(Collected data entries)
- - - - -
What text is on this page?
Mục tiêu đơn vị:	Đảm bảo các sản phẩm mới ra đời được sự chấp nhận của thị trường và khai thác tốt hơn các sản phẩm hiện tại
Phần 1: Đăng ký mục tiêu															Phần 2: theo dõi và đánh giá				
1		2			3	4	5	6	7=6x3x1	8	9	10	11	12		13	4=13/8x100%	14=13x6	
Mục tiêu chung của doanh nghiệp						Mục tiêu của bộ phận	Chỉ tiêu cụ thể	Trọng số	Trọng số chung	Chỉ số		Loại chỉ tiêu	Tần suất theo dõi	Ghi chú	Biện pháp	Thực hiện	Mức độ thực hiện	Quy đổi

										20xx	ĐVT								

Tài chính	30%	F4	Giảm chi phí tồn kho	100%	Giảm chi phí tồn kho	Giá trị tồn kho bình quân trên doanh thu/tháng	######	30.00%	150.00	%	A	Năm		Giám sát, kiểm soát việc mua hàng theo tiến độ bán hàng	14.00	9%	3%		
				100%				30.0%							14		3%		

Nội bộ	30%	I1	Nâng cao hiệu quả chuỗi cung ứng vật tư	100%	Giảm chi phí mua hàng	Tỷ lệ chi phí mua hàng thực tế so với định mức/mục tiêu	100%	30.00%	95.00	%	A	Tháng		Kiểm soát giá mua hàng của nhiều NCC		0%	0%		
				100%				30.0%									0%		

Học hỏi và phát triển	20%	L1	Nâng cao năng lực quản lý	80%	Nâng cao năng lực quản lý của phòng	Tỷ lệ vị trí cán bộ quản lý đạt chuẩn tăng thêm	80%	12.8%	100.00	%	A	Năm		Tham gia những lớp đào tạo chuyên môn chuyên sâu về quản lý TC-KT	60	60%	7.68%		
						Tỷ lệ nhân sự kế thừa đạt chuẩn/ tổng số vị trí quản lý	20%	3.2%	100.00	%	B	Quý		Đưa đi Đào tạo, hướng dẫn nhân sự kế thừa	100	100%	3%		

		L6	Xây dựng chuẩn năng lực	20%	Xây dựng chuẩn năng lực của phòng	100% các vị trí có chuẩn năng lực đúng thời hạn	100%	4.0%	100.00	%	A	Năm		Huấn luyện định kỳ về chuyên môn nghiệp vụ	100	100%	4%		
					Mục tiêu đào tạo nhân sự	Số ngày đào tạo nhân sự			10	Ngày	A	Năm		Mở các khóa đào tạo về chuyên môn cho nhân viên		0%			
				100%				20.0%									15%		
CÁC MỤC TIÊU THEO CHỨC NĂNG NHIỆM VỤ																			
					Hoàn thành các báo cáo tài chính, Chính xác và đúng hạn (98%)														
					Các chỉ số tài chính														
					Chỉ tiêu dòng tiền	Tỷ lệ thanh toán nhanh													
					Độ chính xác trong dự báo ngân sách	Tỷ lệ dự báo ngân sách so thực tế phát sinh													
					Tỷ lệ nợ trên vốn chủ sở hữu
- - - - -
> **SET PROBLEM**: Copy the material above, line for line.

> **TASK ANSWER**:
What text is on this page?
Mục tiêu đơn vị:	Đảm bảo các sản phẩm mới ra đời được sự chấp nhận của thị trường và khai thác tốt hơn các sản phẩm hiện tại
Phần 1: Đăng ký mục tiêu															Phần 2: theo dõi và đánh giá				
1		2			3	4	5	6	7=6x3x1	8	9	10	11	12		13	4=13/8x100%	14=13x6	
Mục tiêu chung của doanh nghiệp						Mục tiêu của bộ phận	Chỉ tiêu cụ thể	Trọng số	Trọng số chung	Chỉ số		Loại chỉ tiêu	Tần suất theo dõi	Ghi chú	Biện pháp	Thực hiện	Mức độ thực hiện	Quy đổi

										20xx	ĐVT								

Tài chính	30%	F4	Giảm chi phí tồn kho	100%	Giảm chi phí tồn kho	Giá trị tồn kho bình quân trên doanh thu/tháng	######	30.00%	150.00	%	A	Năm		Giám sát, kiểm soát việc mua hàng theo tiến độ bán hàng	14.00	9%	3%		
				100%				30.0%							14		3%		

Nội bộ	30%	I1	Nâng cao hiệu quả chuỗi cung ứng vật tư	100%	Giảm chi phí mua hàng	Tỷ lệ chi phí mua hàng thực tế so với định mức/mục tiêu	100%	30.00%	95.00	%	A	Tháng		Kiểm soát giá mua hàng của nhiều NCC		0%	0%		
				100%				30.0%									0%		

Học hỏi và phát triển	20%	L1	Nâng cao năng lực quản lý	80%	Nâng cao năng lực quản lý của phòng	Tỷ lệ vị trí cán bộ quản lý đạt chuẩn tăng thêm	80%	12.8%	100.00	%	A	Năm		Tham gia những lớp đào tạo chuyên môn chuyên sâu về quản lý TC-KT	60	60%	7.68%		
						Tỷ lệ nhân sự kế thừa đạt chuẩn/ tổng số vị trí quản lý	20%	3.2%	100.00	%	B	Quý		Đưa đi Đào tạo, hướng dẫn nhân sự kế thừa	100	100%	3%		

		L6	Xây dựng chuẩn năng lực	20%	Xây dựng chuẩn năng lực của phòng	100% các vị trí có chuẩn năng lực đúng thời hạn	100%	4.0%	100.00	%	A	Năm		Huấn luyện định kỳ về chuyên môn nghiệp vụ	100	100%	4%		
					Mục tiêu đào tạo nhân sự	Số ngày đào tạo nhân sự			10	Ngày	A	Năm		Mở các khóa đào tạo về chuyên môn cho nhân viên		0%			
				100%				20.0%									15%		
CÁC MỤC TIÊU THEO CHỨC NĂNG NHIỆM VỤ																			
					Hoàn thành các báo cáo tài chính, Chính xác và đúng hạn (98%)														
					Các chỉ số tài chính														
					Chỉ tiêu dòng tiền	Tỷ lệ thanh toán nhanh													
					Độ chính xác trong dự báo ngân sách	Tỷ lệ dự báo ngân sách so thực tế phát sinh													
					Tỷ lệ nợ trên vốn chủ sở hữu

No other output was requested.